* Aim: Identify all lines below that hold "diagram" and collect them.
* Start *
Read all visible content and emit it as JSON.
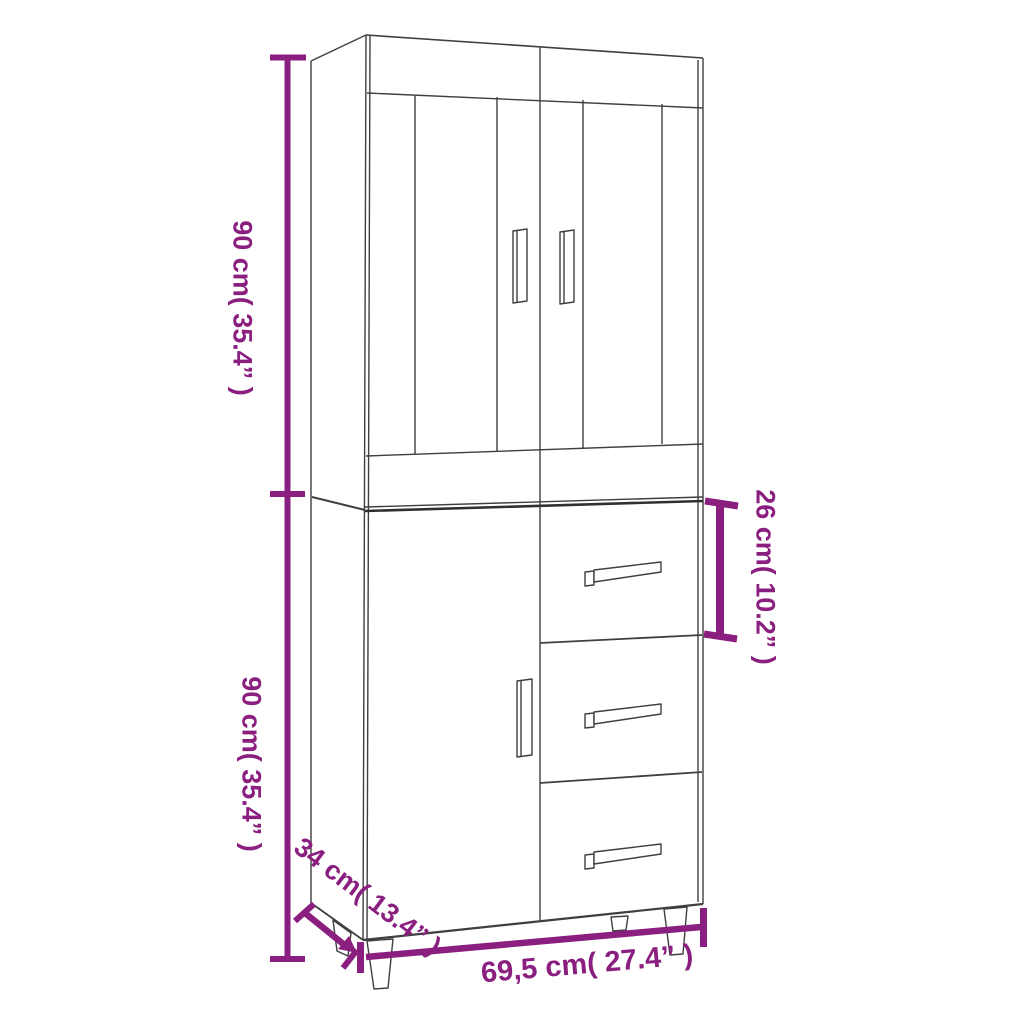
{
  "diagram": {
    "title": "Highboard dimension diagram",
    "product": "Tall cabinet: two framed glass doors on top section; one door and three drawers on bottom section; tapered legs",
    "style": {
      "dimension_color": "#8A1F80",
      "outline_color": "#3F3F3F",
      "background_color": "#FFFFFF"
    },
    "dimensions": {
      "upper_section_height": "90 cm( 35.4” )",
      "lower_section_height": "90 cm( 35.4” )",
      "top_drawer_height": "26 cm( 10.2” )",
      "depth": "34 cm( 13.4” )",
      "width": "69,5 cm( 27.4” )"
    }
  }
}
* End *
* Task result:
  "diagram": {
    "title": "Highboard dimension diagram",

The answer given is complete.